What is expected> Go through the lines below and copy any that hold the string "mRNA".

Data for this task>

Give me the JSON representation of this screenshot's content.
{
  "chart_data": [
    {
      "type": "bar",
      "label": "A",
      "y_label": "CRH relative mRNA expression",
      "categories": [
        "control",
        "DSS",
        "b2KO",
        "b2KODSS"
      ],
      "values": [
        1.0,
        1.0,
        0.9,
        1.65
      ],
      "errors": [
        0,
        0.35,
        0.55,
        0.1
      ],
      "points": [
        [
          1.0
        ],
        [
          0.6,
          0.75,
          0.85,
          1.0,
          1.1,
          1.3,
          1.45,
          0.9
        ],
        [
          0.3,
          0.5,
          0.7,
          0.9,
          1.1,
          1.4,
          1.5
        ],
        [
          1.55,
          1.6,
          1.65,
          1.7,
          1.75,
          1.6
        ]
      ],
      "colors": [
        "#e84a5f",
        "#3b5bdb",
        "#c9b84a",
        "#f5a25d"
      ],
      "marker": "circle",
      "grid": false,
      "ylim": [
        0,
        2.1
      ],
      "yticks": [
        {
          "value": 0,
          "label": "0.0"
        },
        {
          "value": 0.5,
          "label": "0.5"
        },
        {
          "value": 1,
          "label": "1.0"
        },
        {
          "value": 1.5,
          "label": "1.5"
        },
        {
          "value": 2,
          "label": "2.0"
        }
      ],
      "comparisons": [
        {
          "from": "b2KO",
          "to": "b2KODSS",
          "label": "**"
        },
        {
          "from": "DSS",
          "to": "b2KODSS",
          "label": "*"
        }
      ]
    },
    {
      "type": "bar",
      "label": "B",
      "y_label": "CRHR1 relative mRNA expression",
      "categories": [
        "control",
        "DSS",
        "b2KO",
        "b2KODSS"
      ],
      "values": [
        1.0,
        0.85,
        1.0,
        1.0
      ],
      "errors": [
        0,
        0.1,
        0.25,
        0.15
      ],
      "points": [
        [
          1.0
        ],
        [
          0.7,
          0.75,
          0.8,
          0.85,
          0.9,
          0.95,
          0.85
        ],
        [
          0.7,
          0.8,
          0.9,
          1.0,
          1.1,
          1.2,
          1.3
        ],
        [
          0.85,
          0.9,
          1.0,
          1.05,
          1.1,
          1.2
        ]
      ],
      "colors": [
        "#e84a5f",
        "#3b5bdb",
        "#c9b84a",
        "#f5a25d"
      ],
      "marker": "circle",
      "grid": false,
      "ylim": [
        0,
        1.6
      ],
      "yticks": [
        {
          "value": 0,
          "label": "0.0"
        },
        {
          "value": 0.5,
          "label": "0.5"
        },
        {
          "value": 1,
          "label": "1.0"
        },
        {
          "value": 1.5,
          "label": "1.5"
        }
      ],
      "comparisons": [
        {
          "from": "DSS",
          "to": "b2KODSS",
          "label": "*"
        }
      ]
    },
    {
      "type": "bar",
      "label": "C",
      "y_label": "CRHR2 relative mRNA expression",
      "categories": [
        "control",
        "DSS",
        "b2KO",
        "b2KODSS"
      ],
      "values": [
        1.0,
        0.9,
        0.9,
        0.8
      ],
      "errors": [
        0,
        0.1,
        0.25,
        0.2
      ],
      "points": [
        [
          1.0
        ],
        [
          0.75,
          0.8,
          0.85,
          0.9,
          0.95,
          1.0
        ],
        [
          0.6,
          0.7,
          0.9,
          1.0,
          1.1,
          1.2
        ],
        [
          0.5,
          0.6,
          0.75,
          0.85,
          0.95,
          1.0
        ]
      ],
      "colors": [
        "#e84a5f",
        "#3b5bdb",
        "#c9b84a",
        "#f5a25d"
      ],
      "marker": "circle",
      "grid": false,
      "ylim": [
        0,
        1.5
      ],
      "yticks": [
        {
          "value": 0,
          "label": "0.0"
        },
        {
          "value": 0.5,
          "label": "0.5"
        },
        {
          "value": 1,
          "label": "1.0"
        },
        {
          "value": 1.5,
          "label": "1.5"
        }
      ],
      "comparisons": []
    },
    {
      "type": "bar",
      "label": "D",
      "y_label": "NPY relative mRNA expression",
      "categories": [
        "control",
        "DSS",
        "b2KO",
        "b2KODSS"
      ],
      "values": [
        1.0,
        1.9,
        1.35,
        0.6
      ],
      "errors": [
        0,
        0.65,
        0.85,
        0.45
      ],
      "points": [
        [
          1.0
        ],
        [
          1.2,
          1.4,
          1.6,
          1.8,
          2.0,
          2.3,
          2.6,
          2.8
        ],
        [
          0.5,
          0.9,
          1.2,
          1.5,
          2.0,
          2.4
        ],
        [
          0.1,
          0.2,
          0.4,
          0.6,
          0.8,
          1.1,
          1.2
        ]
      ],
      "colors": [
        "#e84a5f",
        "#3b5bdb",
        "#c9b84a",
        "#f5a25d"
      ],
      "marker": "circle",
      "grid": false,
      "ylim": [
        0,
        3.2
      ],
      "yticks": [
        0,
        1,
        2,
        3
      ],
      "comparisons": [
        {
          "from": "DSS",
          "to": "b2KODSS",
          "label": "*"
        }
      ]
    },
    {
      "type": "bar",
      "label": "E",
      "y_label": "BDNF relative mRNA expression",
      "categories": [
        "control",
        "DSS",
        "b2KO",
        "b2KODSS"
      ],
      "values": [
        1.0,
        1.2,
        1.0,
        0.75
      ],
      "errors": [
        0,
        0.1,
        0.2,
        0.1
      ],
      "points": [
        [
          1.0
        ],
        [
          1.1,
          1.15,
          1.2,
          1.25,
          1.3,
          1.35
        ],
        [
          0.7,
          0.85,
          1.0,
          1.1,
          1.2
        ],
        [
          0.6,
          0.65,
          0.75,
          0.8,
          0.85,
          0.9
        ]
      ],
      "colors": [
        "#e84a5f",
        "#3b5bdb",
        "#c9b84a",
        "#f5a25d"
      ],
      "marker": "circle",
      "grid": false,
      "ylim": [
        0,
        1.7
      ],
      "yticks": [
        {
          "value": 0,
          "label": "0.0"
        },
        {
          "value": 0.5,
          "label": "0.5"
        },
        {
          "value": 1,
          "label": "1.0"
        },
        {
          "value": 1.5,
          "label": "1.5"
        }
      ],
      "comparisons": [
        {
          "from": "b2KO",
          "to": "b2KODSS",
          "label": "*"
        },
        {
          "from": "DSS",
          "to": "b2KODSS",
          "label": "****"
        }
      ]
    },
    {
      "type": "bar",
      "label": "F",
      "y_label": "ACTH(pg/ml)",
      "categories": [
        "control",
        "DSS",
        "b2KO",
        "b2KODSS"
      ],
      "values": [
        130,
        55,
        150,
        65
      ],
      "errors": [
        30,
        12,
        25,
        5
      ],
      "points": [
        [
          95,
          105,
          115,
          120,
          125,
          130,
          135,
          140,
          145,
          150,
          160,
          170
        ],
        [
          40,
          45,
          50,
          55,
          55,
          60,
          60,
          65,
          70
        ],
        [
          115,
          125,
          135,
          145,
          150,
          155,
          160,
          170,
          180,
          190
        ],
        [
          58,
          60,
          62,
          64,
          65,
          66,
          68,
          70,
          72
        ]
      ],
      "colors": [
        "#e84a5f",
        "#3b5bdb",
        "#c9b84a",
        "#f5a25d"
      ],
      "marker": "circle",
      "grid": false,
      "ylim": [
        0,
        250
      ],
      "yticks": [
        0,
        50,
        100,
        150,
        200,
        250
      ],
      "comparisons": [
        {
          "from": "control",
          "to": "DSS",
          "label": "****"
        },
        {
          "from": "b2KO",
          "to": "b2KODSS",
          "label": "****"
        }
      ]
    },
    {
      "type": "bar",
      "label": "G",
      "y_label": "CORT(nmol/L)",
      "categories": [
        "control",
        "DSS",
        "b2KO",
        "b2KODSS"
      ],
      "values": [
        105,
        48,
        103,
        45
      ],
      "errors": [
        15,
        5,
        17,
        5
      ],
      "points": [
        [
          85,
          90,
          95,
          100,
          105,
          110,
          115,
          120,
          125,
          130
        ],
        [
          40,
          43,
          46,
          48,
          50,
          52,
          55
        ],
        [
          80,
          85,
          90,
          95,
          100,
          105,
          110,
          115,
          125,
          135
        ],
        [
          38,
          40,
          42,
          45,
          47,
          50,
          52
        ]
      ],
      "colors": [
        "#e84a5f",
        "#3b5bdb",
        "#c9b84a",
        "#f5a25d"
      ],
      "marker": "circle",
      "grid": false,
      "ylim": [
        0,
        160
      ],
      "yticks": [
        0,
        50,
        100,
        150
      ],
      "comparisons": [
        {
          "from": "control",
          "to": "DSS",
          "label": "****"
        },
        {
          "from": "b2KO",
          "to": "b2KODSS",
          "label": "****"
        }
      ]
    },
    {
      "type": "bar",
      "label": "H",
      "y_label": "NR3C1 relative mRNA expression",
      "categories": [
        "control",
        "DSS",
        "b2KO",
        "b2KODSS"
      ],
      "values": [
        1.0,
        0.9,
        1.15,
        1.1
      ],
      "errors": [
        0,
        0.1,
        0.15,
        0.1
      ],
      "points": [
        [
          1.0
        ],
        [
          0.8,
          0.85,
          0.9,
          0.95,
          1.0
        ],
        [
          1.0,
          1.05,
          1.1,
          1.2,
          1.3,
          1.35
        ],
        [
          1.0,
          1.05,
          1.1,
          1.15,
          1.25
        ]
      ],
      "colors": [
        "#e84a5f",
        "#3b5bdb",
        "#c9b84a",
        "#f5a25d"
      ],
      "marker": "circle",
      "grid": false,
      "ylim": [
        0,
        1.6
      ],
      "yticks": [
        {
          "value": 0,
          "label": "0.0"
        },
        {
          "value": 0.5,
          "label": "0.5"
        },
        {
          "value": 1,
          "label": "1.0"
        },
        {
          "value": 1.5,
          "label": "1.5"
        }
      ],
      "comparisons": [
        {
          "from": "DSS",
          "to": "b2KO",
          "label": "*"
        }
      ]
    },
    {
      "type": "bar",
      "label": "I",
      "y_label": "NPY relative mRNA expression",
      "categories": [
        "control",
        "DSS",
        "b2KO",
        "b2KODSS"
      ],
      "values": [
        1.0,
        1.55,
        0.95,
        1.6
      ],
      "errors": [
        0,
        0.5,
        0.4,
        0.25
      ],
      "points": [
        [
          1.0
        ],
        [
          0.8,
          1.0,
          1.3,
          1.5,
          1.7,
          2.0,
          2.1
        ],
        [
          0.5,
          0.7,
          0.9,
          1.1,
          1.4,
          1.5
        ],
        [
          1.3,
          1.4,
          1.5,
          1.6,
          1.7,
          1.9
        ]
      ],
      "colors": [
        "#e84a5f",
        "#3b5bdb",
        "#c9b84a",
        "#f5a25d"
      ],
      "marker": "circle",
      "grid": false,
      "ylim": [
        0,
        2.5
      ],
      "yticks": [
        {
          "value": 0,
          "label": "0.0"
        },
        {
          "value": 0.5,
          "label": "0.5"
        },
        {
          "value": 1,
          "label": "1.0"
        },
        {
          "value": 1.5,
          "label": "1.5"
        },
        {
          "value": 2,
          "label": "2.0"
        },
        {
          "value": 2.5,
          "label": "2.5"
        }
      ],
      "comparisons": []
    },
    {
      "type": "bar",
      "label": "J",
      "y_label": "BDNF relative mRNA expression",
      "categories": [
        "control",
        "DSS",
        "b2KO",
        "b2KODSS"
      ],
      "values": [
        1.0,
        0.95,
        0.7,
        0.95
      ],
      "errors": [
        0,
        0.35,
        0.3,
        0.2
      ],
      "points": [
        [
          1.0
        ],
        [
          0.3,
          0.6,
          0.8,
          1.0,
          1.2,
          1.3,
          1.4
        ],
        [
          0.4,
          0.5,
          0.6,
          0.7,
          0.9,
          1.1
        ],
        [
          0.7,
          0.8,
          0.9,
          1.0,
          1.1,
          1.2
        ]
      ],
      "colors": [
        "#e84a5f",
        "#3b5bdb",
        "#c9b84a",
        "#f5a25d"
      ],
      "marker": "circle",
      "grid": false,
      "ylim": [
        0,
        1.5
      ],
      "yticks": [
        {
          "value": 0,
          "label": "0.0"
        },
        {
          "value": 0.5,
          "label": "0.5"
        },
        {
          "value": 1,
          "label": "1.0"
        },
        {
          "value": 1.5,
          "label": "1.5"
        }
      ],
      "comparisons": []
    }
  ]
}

Response>
      "y_label": "CRH relative mRNA expression",
      "y_label": "CRHR1 relative mRNA expression",
      "y_label": "CRHR2 relative mRNA expression",
      "y_label": "NPY relative mRNA expression",
      "y_label": "BDNF relative mRNA expression",
      "y_label": "NR3C1 relative mRNA expression",
      "y_label": "NPY relative mRNA expression",
      "y_label": "BDNF relative mRNA expression",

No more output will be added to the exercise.